# Exercise input
-=-=-

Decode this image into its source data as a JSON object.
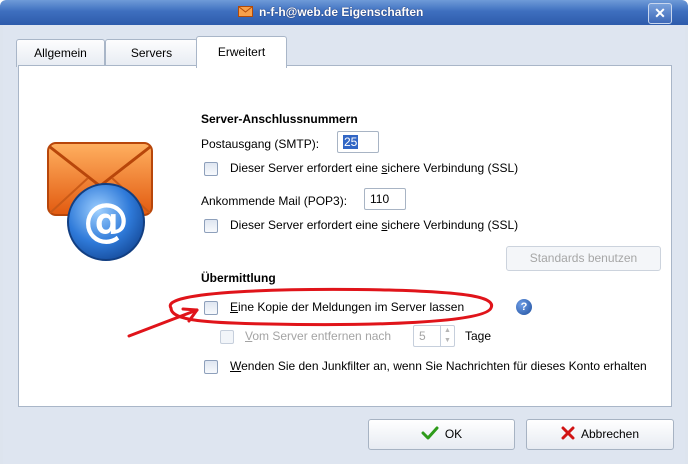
{
  "window": {
    "title": "n-f-h@web.de Eigenschaften",
    "close_symbol": "✕"
  },
  "tabs": [
    {
      "label": "Allgemein",
      "active": false
    },
    {
      "label": "Servers",
      "active": false
    },
    {
      "label": "Erweitert",
      "active": true
    }
  ],
  "ports": {
    "heading": "Server-Anschlussnummern",
    "smtp_label": "Postausgang (SMTP):",
    "smtp_value": "25",
    "smtp_ssl_pre": "Dieser Server erfordert eine ",
    "smtp_ssl_key": "s",
    "smtp_ssl_post": "ichere Verbindung (SSL)",
    "pop3_label": "Ankommende Mail (POP3):",
    "pop3_value": "110",
    "pop3_ssl_pre": "Dieser Server erfordert eine ",
    "pop3_ssl_key": "s",
    "pop3_ssl_post": "ichere Verbindung (SSL)",
    "defaults_button": "Standards benutzen"
  },
  "delivery": {
    "heading": "Übermittlung",
    "keep_copy_key": "E",
    "keep_copy_rest": "ine Kopie der Meldungen im Server lassen",
    "help_symbol": "?",
    "remove_key": "V",
    "remove_rest": "om Server entfernen nach",
    "days_value": "5",
    "days_label": "Tage",
    "junk_key": "W",
    "junk_rest": "enden Sie den Junkfilter an, wenn Sie Nachrichten für dieses Konto erhalten"
  },
  "buttons": {
    "ok": "OK",
    "cancel": "Abbrechen"
  },
  "annotation": {
    "color": "#e0141a"
  },
  "icons": [
    "envelope-icon",
    "at-sign-icon",
    "help-icon",
    "checkmark-icon",
    "cross-icon",
    "close-icon"
  ]
}
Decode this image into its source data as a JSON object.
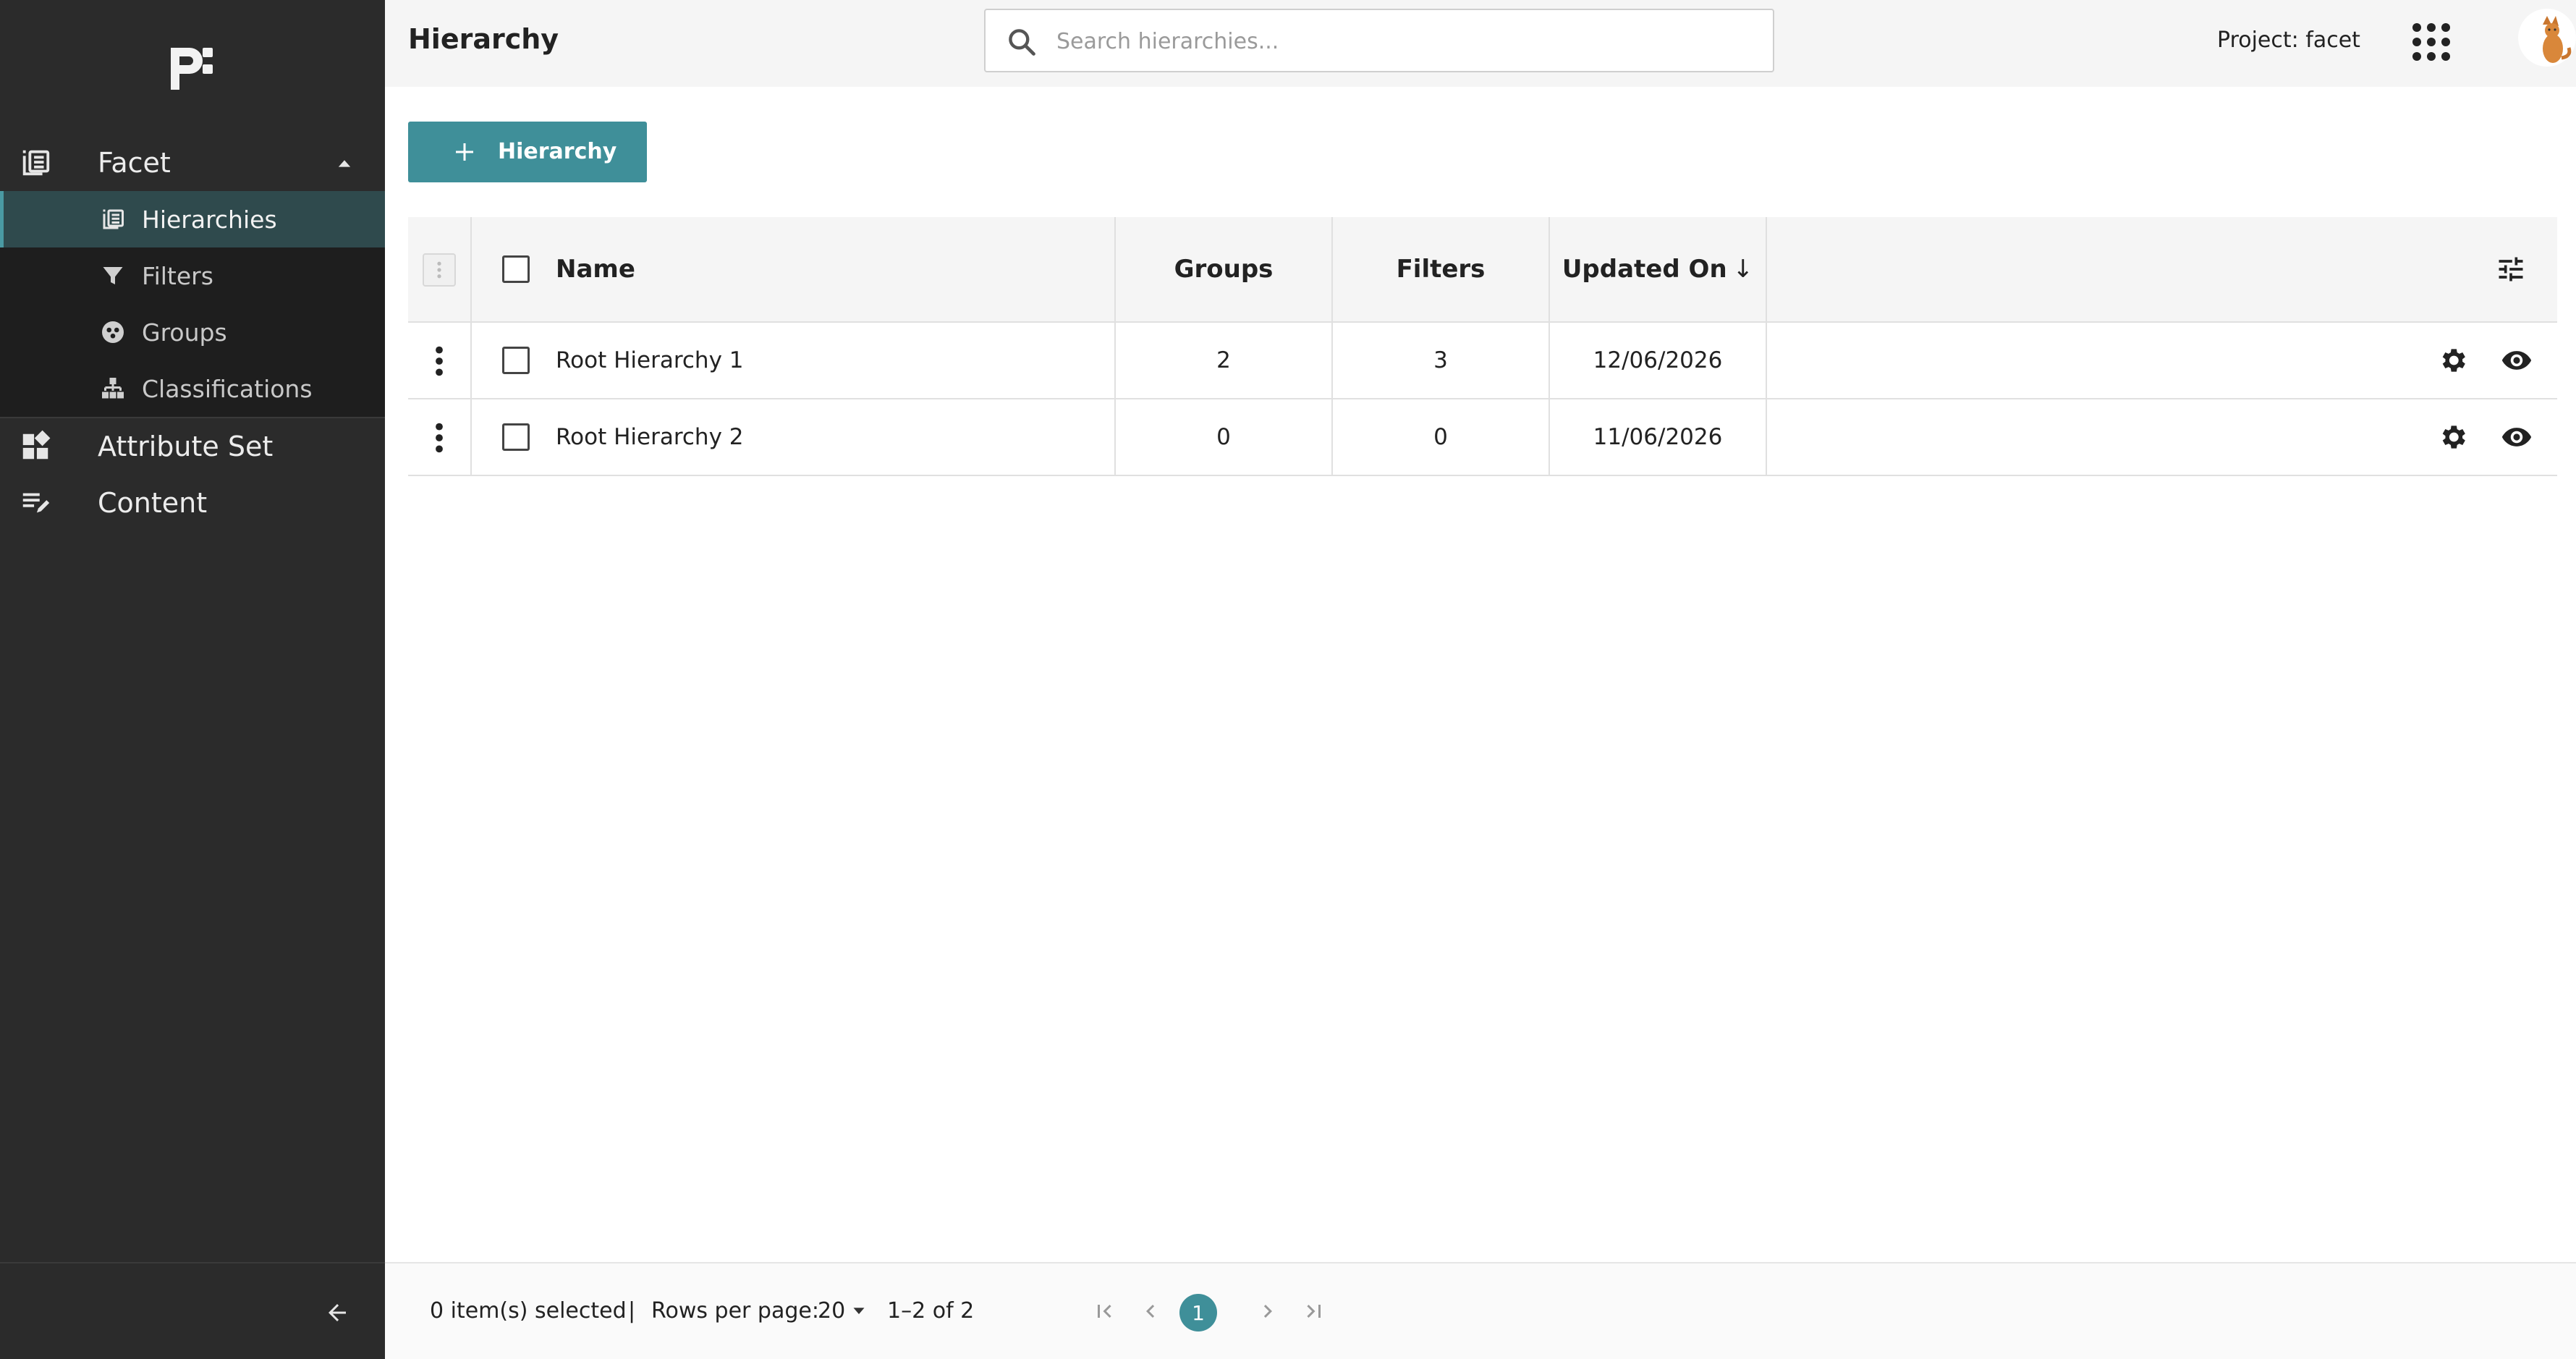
{
  "sidebar": {
    "sections": [
      {
        "label": "Facet",
        "icon": "hierarchy-list-icon",
        "expanded": true,
        "items": [
          {
            "label": "Hierarchies",
            "icon": "hierarchy-list-icon",
            "active": true
          },
          {
            "label": "Filters",
            "icon": "filter-icon"
          },
          {
            "label": "Groups",
            "icon": "groups-icon"
          },
          {
            "label": "Classifications",
            "icon": "classification-tree-icon"
          }
        ]
      },
      {
        "label": "Attribute Set",
        "icon": "dashboard-icon"
      },
      {
        "label": "Content",
        "icon": "edit-list-icon"
      }
    ]
  },
  "header": {
    "title": "Hierarchy",
    "search_placeholder": "Search hierarchies...",
    "project": "Project: facet"
  },
  "toolbar": {
    "add_label": "Hierarchy"
  },
  "table": {
    "columns": [
      "Name",
      "Groups",
      "Filters",
      "Updated On"
    ],
    "sort_indicator": "↓",
    "rows": [
      {
        "name": "Root Hierarchy 1",
        "groups": "2",
        "filters": "3",
        "updated": "12/06/2026"
      },
      {
        "name": "Root Hierarchy 2",
        "groups": "0",
        "filters": "0",
        "updated": "11/06/2026"
      }
    ]
  },
  "footer": {
    "selected": "0 item(s) selected",
    "divider": "|",
    "rows_per_page_label": "Rows per page:",
    "rows_per_page": "20",
    "range": "1–2 of 2",
    "current_page": "1"
  },
  "colors": {
    "accent": "#3f8f99",
    "sidebar_bg": "#2b2b2b",
    "active_bg": "#2f4a4d"
  }
}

-=-=-

# Given request
Write the records out again in full, exactly, and skip every picture.

# Result
Decode this image into its source data as a JSON object.
{
  "window": {
    "title": "n-f-h@web.de Eigenschaften",
    "close_symbol": "✕"
  },
  "tabs": [
    {
      "label": "Allgemein",
      "active": false
    },
    {
      "label": "Servers",
      "active": false
    },
    {
      "label": "Erweitert",
      "active": true
    }
  ],
  "ports": {
    "heading": "Server-Anschlussnummern",
    "smtp_label": "Postausgang (SMTP):",
    "smtp_value": "25",
    "smtp_ssl_pre": "Dieser Server erfordert eine ",
    "smtp_ssl_key": "s",
    "smtp_ssl_post": "ichere Verbindung (SSL)",
    "pop3_label": "Ankommende Mail (POP3):",
    "pop3_value": "110",
    "pop3_ssl_pre": "Dieser Server erfordert eine ",
    "pop3_ssl_key": "s",
    "pop3_ssl_post": "ichere Verbindung (SSL)",
    "defaults_button": "Standards benutzen"
  },
  "delivery": {
    "heading": "Übermittlung",
    "keep_copy_key": "E",
    "keep_copy_rest": "ine Kopie der Meldungen im Server lassen",
    "help_symbol": "?",
    "remove_key": "V",
    "remove_rest": "om Server entfernen nach",
    "days_value": "5",
    "days_label": "Tage",
    "junk_key": "W",
    "junk_rest": "enden Sie den Junkfilter an, wenn Sie Nachrichten für dieses Konto erhalten"
  },
  "buttons": {
    "ok": "OK",
    "cancel": "Abbrechen"
  },
  "annotation": {
    "color": "#e0141a"
  },
  "icons": [
    "envelope-icon",
    "at-sign-icon",
    "help-icon",
    "checkmark-icon",
    "cross-icon",
    "close-icon"
  ]
}
Decode this image into its source data as a JSON object.
{
  "sidebar": {
    "sections": [
      {
        "label": "Facet",
        "icon": "hierarchy-list-icon",
        "expanded": true,
        "items": [
          {
            "label": "Hierarchies",
            "icon": "hierarchy-list-icon",
            "active": true
          },
          {
            "label": "Filters",
            "icon": "filter-icon"
          },
          {
            "label": "Groups",
            "icon": "groups-icon"
          },
          {
            "label": "Classifications",
            "icon": "classification-tree-icon"
          }
        ]
      },
      {
        "label": "Attribute Set",
        "icon": "dashboard-icon"
      },
      {
        "label": "Content",
        "icon": "edit-list-icon"
      }
    ]
  },
  "header": {
    "title": "Hierarchy",
    "search_placeholder": "Search hierarchies...",
    "project": "Project: facet"
  },
  "toolbar": {
    "add_label": "Hierarchy"
  },
  "table": {
    "columns": [
      "Name",
      "Groups",
      "Filters",
      "Updated On"
    ],
    "sort_indicator": "↓",
    "rows": [
      {
        "name": "Root Hierarchy 1",
        "groups": "2",
        "filters": "3",
        "updated": "12/06/2026"
      },
      {
        "name": "Root Hierarchy 2",
        "groups": "0",
        "filters": "0",
        "updated": "11/06/2026"
      }
    ]
  },
  "footer": {
    "selected": "0 item(s) selected",
    "divider": "|",
    "rows_per_page_label": "Rows per page:",
    "rows_per_page": "20",
    "range": "1–2 of 2",
    "current_page": "1"
  },
  "colors": {
    "accent": "#3f8f99",
    "sidebar_bg": "#2b2b2b",
    "active_bg": "#2f4a4d"
  }
}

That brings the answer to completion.